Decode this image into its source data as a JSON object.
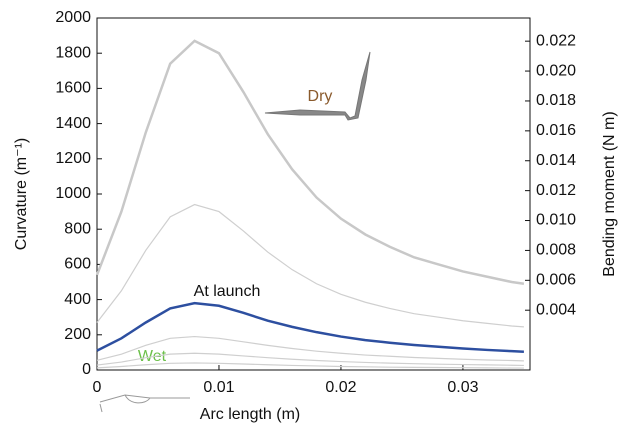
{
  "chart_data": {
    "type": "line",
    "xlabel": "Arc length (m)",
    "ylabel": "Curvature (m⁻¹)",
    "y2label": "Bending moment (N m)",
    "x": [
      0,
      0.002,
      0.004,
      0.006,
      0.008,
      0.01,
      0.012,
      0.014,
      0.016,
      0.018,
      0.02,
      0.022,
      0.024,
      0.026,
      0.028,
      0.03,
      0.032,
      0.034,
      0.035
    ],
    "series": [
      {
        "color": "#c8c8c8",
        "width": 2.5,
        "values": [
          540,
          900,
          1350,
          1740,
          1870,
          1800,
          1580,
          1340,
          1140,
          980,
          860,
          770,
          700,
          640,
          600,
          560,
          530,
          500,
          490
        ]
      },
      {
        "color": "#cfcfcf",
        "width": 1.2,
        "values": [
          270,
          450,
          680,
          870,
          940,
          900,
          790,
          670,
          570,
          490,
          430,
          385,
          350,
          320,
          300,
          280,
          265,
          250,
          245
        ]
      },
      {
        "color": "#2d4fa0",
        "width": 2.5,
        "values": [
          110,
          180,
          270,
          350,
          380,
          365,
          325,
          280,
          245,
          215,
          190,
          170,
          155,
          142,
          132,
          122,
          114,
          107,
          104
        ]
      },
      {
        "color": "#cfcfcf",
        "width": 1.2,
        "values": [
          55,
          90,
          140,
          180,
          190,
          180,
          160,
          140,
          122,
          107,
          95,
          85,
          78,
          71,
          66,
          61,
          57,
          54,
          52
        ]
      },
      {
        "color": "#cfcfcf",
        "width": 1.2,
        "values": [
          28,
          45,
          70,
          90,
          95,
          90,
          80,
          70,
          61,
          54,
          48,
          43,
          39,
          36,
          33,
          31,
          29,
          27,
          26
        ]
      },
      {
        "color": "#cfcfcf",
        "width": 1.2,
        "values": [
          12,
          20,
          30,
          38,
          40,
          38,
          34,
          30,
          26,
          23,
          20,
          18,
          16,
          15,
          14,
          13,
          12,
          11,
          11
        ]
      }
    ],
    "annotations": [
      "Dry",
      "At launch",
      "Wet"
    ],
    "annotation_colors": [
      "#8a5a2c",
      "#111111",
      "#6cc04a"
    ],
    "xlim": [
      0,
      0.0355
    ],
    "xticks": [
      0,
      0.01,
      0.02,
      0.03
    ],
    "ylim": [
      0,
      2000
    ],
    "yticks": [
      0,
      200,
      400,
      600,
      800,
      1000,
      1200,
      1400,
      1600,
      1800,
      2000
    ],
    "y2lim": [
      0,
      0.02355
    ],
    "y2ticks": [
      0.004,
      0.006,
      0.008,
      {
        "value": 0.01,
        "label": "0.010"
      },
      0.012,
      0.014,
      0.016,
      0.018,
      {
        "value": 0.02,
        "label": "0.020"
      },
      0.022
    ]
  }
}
____
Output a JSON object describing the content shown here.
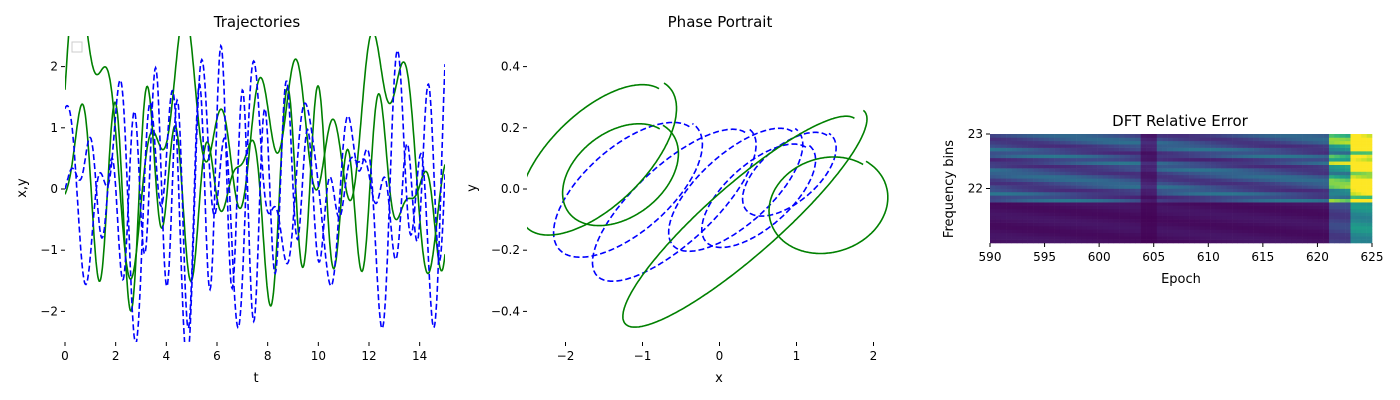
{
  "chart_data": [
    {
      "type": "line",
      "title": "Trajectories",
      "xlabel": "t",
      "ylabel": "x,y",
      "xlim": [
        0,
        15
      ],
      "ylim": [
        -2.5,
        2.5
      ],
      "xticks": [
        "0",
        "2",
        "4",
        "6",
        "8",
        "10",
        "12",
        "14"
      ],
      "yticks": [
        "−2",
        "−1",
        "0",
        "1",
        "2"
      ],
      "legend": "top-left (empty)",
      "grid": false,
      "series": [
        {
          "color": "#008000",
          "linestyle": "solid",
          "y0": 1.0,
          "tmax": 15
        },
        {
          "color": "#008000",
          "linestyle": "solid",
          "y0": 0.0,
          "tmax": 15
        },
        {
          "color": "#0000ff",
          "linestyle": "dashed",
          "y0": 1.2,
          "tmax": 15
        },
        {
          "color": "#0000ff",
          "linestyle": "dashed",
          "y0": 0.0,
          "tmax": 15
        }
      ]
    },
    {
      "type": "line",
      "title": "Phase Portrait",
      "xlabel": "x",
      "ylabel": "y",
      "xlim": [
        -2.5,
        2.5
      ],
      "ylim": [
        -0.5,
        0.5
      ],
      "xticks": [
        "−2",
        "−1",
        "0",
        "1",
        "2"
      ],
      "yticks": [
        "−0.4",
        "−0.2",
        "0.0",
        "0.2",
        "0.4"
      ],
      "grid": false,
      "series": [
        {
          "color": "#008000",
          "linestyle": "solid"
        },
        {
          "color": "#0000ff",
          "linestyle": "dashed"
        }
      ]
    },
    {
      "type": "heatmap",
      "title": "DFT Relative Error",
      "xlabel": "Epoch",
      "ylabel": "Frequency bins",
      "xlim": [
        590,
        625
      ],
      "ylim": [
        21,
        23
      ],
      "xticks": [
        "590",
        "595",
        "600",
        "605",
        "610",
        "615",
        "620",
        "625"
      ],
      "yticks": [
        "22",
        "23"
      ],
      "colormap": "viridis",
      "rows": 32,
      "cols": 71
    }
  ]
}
____
• _Aim of the exercise_: Check the data for the word "JSON" and pull out the lines that have it.

• _Correct response_:
Decode this image into its source data as a JSON object.
Output a JSON object describing the content shown here.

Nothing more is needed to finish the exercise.